Extracted data entries
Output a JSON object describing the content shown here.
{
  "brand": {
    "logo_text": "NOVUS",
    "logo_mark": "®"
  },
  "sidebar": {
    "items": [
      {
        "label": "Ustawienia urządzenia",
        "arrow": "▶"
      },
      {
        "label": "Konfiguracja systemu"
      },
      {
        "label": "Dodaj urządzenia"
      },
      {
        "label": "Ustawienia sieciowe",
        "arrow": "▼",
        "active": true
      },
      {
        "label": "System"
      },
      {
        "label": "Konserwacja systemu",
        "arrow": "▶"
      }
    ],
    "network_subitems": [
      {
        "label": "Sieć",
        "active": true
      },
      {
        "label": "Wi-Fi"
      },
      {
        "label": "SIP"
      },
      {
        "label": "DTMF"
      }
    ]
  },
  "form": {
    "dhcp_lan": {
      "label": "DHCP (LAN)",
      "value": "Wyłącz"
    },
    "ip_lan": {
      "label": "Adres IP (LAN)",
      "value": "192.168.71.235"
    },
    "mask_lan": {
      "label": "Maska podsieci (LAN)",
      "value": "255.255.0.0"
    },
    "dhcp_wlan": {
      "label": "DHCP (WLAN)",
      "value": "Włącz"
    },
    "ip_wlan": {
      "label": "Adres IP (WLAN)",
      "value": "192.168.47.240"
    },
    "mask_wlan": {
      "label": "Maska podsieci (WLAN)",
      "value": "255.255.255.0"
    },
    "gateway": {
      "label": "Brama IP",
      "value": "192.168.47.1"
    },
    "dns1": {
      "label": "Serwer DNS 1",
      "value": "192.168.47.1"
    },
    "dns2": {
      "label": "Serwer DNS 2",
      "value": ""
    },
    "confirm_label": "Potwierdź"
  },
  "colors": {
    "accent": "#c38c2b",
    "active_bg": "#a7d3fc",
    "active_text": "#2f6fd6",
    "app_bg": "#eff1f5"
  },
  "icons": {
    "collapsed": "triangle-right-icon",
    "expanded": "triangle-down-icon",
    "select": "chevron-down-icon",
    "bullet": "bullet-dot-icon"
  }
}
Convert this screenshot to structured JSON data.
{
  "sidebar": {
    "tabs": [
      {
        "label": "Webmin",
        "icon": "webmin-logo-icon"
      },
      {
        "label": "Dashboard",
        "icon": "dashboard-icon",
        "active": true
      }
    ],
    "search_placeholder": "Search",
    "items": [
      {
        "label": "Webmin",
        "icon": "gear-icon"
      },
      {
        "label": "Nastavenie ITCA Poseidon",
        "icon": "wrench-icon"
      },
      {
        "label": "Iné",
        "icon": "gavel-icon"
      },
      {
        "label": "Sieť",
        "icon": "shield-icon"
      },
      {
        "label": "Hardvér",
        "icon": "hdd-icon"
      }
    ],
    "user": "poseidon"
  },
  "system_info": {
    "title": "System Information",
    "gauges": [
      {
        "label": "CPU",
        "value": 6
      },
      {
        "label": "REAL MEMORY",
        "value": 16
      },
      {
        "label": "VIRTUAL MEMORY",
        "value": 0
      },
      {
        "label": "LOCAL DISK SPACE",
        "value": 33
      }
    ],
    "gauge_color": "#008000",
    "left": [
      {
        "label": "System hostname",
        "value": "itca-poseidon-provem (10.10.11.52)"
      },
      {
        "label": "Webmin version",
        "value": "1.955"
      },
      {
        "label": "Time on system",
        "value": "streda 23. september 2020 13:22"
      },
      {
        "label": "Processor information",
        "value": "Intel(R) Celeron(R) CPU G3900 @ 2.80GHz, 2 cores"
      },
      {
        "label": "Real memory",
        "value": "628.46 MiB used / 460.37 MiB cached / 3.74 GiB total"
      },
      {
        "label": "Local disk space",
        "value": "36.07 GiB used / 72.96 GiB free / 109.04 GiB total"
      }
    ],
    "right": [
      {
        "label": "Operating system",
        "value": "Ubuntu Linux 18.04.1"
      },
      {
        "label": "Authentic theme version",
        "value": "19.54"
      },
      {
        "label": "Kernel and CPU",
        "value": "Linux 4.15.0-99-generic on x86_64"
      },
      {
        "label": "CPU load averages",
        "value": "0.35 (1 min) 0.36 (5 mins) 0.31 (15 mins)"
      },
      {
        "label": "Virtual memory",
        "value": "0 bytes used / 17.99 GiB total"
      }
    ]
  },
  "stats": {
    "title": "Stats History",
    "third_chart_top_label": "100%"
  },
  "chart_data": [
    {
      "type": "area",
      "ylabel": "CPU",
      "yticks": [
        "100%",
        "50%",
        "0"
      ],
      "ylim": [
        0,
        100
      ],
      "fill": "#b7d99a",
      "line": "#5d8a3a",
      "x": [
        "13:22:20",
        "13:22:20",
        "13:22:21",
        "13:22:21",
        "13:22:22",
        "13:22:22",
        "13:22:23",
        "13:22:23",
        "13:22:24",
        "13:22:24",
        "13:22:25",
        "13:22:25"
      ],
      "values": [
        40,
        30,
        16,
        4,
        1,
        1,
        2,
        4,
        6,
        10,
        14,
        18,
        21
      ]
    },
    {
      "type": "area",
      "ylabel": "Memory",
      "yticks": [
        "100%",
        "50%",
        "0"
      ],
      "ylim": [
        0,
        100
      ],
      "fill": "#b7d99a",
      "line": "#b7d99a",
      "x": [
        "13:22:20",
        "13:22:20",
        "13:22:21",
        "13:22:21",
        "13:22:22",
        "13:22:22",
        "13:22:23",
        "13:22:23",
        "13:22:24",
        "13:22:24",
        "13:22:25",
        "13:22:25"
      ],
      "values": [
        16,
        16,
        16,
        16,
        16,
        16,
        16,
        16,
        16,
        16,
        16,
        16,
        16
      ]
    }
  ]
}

Description of the task:
Repeat the data in its entirety, character for character.

Task solution:
Output a JSON object describing the content shown here.
{
  "brand": {
    "logo_text": "NOVUS",
    "logo_mark": "®"
  },
  "sidebar": {
    "items": [
      {
        "label": "Ustawienia urządzenia",
        "arrow": "▶"
      },
      {
        "label": "Konfiguracja systemu"
      },
      {
        "label": "Dodaj urządzenia"
      },
      {
        "label": "Ustawienia sieciowe",
        "arrow": "▼",
        "active": true
      },
      {
        "label": "System"
      },
      {
        "label": "Konserwacja systemu",
        "arrow": "▶"
      }
    ],
    "network_subitems": [
      {
        "label": "Sieć",
        "active": true
      },
      {
        "label": "Wi-Fi"
      },
      {
        "label": "SIP"
      },
      {
        "label": "DTMF"
      }
    ]
  },
  "form": {
    "dhcp_lan": {
      "label": "DHCP (LAN)",
      "value": "Wyłącz"
    },
    "ip_lan": {
      "label": "Adres IP (LAN)",
      "value": "192.168.71.235"
    },
    "mask_lan": {
      "label": "Maska podsieci (LAN)",
      "value": "255.255.0.0"
    },
    "dhcp_wlan": {
      "label": "DHCP (WLAN)",
      "value": "Włącz"
    },
    "ip_wlan": {
      "label": "Adres IP (WLAN)",
      "value": "192.168.47.240"
    },
    "mask_wlan": {
      "label": "Maska podsieci (WLAN)",
      "value": "255.255.255.0"
    },
    "gateway": {
      "label": "Brama IP",
      "value": "192.168.47.1"
    },
    "dns1": {
      "label": "Serwer DNS 1",
      "value": "192.168.47.1"
    },
    "dns2": {
      "label": "Serwer DNS 2",
      "value": ""
    },
    "confirm_label": "Potwierdź"
  },
  "colors": {
    "accent": "#c38c2b",
    "active_bg": "#a7d3fc",
    "active_text": "#2f6fd6",
    "app_bg": "#eff1f5"
  },
  "icons": {
    "collapsed": "triangle-right-icon",
    "expanded": "triangle-down-icon",
    "select": "chevron-down-icon",
    "bullet": "bullet-dot-icon"
  }
}
Convert this screenshot to structured JSON data.
{
  "sidebar": {
    "tabs": [
      {
        "label": "Webmin",
        "icon": "webmin-logo-icon"
      },
      {
        "label": "Dashboard",
        "icon": "dashboard-icon",
        "active": true
      }
    ],
    "search_placeholder": "Search",
    "items": [
      {
        "label": "Webmin",
        "icon": "gear-icon"
      },
      {
        "label": "Nastavenie ITCA Poseidon",
        "icon": "wrench-icon"
      },
      {
        "label": "Iné",
        "icon": "gavel-icon"
      },
      {
        "label": "Sieť",
        "icon": "shield-icon"
      },
      {
        "label": "Hardvér",
        "icon": "hdd-icon"
      }
    ],
    "user": "poseidon"
  },
  "system_info": {
    "title": "System Information",
    "gauges": [
      {
        "label": "CPU",
        "value": 6
      },
      {
        "label": "REAL MEMORY",
        "value": 16
      },
      {
        "label": "VIRTUAL MEMORY",
        "value": 0
      },
      {
        "label": "LOCAL DISK SPACE",
        "value": 33
      }
    ],
    "gauge_color": "#008000",
    "left": [
      {
        "label": "System hostname",
        "value": "itca-poseidon-provem (10.10.11.52)"
      },
      {
        "label": "Webmin version",
        "value": "1.955"
      },
      {
        "label": "Time on system",
        "value": "streda 23. september 2020 13:22"
      },
      {
        "label": "Processor information",
        "value": "Intel(R) Celeron(R) CPU G3900 @ 2.80GHz, 2 cores"
      },
      {
        "label": "Real memory",
        "value": "628.46 MiB used / 460.37 MiB cached / 3.74 GiB total"
      },
      {
        "label": "Local disk space",
        "value": "36.07 GiB used / 72.96 GiB free / 109.04 GiB total"
      }
    ],
    "right": [
      {
        "label": "Operating system",
        "value": "Ubuntu Linux 18.04.1"
      },
      {
        "label": "Authentic theme version",
        "value": "19.54"
      },
      {
        "label": "Kernel and CPU",
        "value": "Linux 4.15.0-99-generic on x86_64"
      },
      {
        "label": "CPU load averages",
        "value": "0.35 (1 min) 0.36 (5 mins) 0.31 (15 mins)"
      },
      {
        "label": "Virtual memory",
        "value": "0 bytes used / 17.99 GiB total"
      }
    ]
  },
  "stats": {
    "title": "Stats History",
    "third_chart_top_label": "100%"
  },
  "chart_data": [
    {
      "type": "area",
      "ylabel": "CPU",
      "yticks": [
        "100%",
        "50%",
        "0"
      ],
      "ylim": [
        0,
        100
      ],
      "fill": "#b7d99a",
      "line": "#5d8a3a",
      "x": [
        "13:22:20",
        "13:22:20",
        "13:22:21",
        "13:22:21",
        "13:22:22",
        "13:22:22",
        "13:22:23",
        "13:22:23",
        "13:22:24",
        "13:22:24",
        "13:22:25",
        "13:22:25"
      ],
      "values": [
        40,
        30,
        16,
        4,
        1,
        1,
        2,
        4,
        6,
        10,
        14,
        18,
        21
      ]
    },
    {
      "type": "area",
      "ylabel": "Memory",
      "yticks": [
        "100%",
        "50%",
        "0"
      ],
      "ylim": [
        0,
        100
      ],
      "fill": "#b7d99a",
      "line": "#b7d99a",
      "x": [
        "13:22:20",
        "13:22:20",
        "13:22:21",
        "13:22:21",
        "13:22:22",
        "13:22:22",
        "13:22:23",
        "13:22:23",
        "13:22:24",
        "13:22:24",
        "13:22:25",
        "13:22:25"
      ],
      "values": [
        16,
        16,
        16,
        16,
        16,
        16,
        16,
        16,
        16,
        16,
        16,
        16,
        16
      ]
    }
  ]
}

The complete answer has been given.